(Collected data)

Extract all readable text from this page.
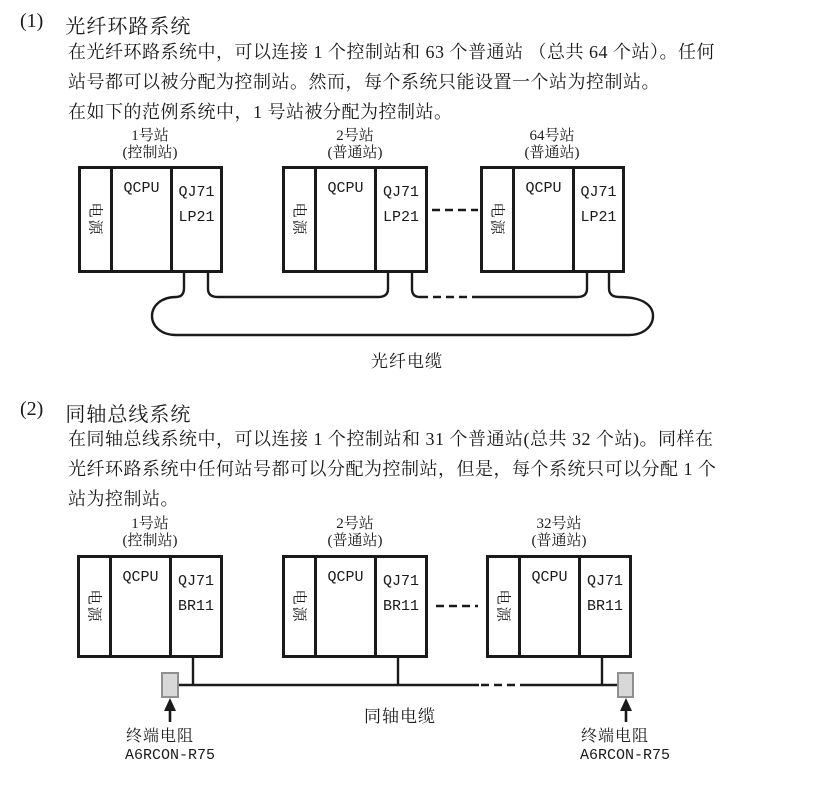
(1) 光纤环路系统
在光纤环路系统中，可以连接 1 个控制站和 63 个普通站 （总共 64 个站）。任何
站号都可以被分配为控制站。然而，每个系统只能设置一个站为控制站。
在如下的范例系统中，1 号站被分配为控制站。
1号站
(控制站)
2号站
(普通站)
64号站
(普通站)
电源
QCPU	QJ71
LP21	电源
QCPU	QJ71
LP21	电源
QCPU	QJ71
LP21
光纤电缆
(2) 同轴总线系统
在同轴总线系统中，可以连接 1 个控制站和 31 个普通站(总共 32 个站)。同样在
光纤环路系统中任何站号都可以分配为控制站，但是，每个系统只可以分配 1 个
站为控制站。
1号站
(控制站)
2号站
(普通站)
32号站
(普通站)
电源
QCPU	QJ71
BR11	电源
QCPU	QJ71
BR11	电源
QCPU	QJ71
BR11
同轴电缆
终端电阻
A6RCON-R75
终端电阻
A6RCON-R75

==

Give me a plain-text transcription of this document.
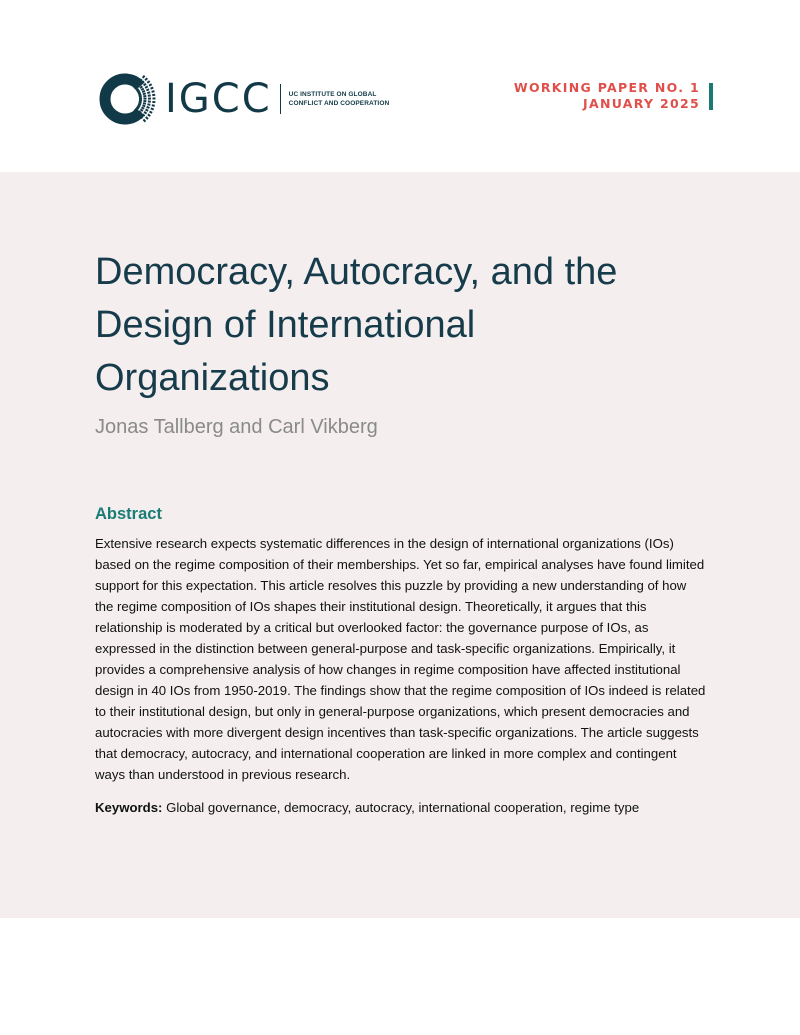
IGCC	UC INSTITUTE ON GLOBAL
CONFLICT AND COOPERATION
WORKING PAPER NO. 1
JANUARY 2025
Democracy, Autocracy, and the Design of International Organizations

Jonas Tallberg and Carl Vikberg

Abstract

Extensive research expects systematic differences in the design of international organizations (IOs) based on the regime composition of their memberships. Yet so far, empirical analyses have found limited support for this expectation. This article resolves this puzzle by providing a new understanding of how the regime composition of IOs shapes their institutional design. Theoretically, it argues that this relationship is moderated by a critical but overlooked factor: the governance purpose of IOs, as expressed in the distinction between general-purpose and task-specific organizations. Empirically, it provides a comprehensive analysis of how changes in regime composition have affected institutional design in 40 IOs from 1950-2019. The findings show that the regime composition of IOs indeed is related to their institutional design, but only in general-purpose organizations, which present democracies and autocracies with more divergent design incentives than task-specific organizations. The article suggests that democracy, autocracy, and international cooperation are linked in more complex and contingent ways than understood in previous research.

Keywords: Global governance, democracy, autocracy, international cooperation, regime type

• **Short problem**
How many of the lines in the listing above hold the word "可以连接"? Report only that figure.

• **Task answer**
2